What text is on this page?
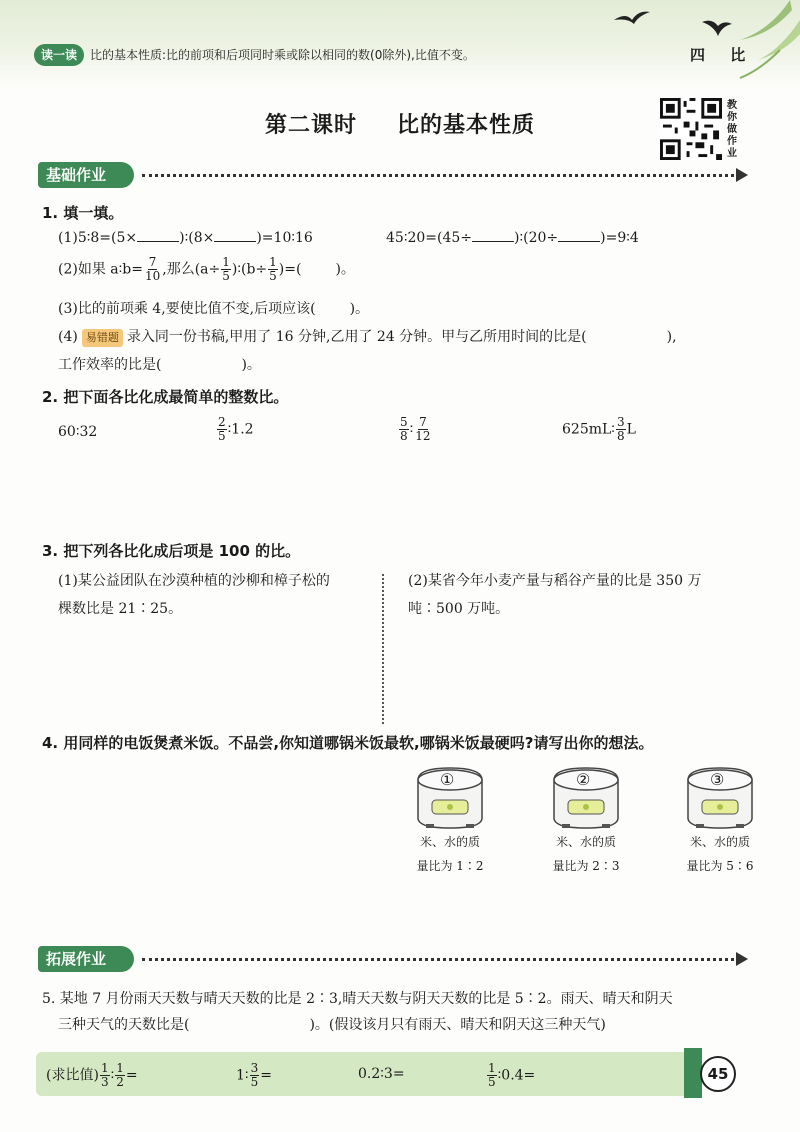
读一读	比的基本性质:比的前项和后项同时乘或除以相同的数(0除外),比值不变。	四 比
第二课时 比的基本性质
教你做作业
基础作业
1. 填一填。
(1)5∶8=(5×	)∶(8×	)=10∶16	45∶20=(45÷	)∶(20÷	)=9∶4
(2)如果 a∶b= $\frac{7}{10}$ ,那么($a\div \frac{1}{5}$ )∶(b÷ $\frac{1}{5}$ )=( )。
(3)比的前项乘 4,要使比值不变,后项应该( )。
(4) 易错题 录入同一份书稿,甲用了 16 分钟,乙用了 24 分钟。甲与乙所用时间的比是(	),
工作效率的比是(	)。
2. 把下面各比化成最简单的整数比。
60∶32	$\frac{2}{5}$ ∶1.2	$\frac{5}{8}$ ∶ $\frac{7}{12}$	625mL∶ $\frac{3}{8}$ L
3. 把下列各比化成后项是 100 的比。
(1)某公益团队在沙漠种植的沙柳和樟子松的
棵数比是 21∶25。
(2)某省今年小麦产量与稻谷产量的比是 350 万
吨∶500 万吨。
4. 用同样的电饭煲煮米饭。不品尝,你知道哪锅米饭最软,哪锅米饭最硬吗?请写出你的想法。
①
米、水的质
量比为 1∶2
②
米、水的质
量比为 2∶3
③
米、水的质
量比为 5∶6
拓展作业
5. 某地 7 月份雨天天数与晴天天数的比是 2∶3,晴天天数与阴天天数的比是 5∶2。雨天、晴天和阴天
三种天气的天数比是(	)。(假设该月只有雨天、晴天和阴天这三种天气)
45
(求比值) $\frac{1}{3}$ ∶ $\frac{1}{2}$ =	1∶ $\frac{3}{5}$ =	0.2∶3=	$\frac{1}{5}$ ∶0.4=
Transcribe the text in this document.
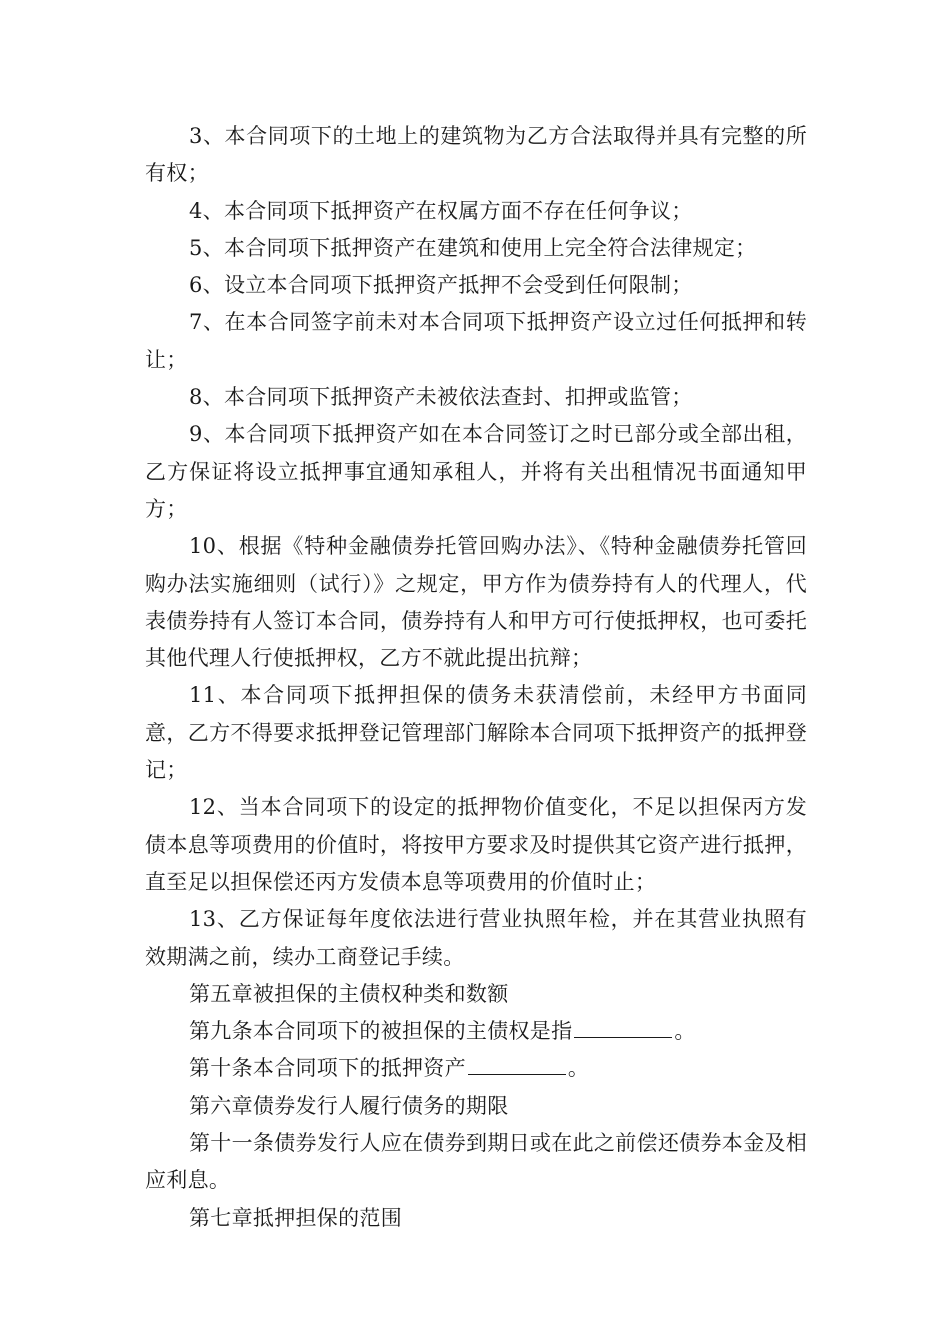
3、本合同项下的土地上的建筑物为乙方合法取得并具有完整的所有权；

4、本合同项下抵押资产在权属方面不存在任何争议；

5、本合同项下抵押资产在建筑和使用上完全符合法律规定；

6、设立本合同项下抵押资产抵押不会受到任何限制；

7、在本合同签字前未对本合同项下抵押资产设立过任何抵押和转让；

8、本合同项下抵押资产未被依法查封、扣押或监管；

9、本合同项下抵押资产如在本合同签订之时已部分或全部出租，乙方保证将设立抵押事宜通知承租人，并将有关出租情况书面通知甲方；

10、根据《特种金融债券托管回购办法》、《特种金融债券托管回购办法实施细则（试行）》之规定，甲方作为债券持有人的代理人，代表债券持有人签订本合同，债券持有人和甲方可行使抵押权，也可委托其他代理人行使抵押权，乙方不就此提出抗辩；

11、本合同项下抵押担保的债务未获清偿前，未经甲方书面同意，乙方不得要求抵押登记管理部门解除本合同项下抵押资产的抵押登记；

12、当本合同项下的设定的抵押物价值变化，不足以担保丙方发债本息等项费用的价值时，将按甲方要求及时提供其它资产进行抵押，直至足以担保偿还丙方发债本息等项费用的价值时止；

13、乙方保证每年度依法进行营业执照年检，并在其营业执照有效期满之前，续办工商登记手续。

第五章被担保的主债权种类和数额

第九条本合同项下的被担保的主债权是指	。

第十条本合同项下的抵押资产	。

第六章债券发行人履行债务的期限

第十一条债券发行人应在债券到期日或在此之前偿还债券本金及相应利息。

第七章抵押担保的范围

──────────

#### [TASK BRIEF]
From the entries above, copy each line holding "比的基本性质".

#### [OUTPUT OF THE TASK]
读一读	比的基本性质:比的前项和后项同时乘或除以相同的数(0除外),比值不变。	四 比
第二课时 比的基本性质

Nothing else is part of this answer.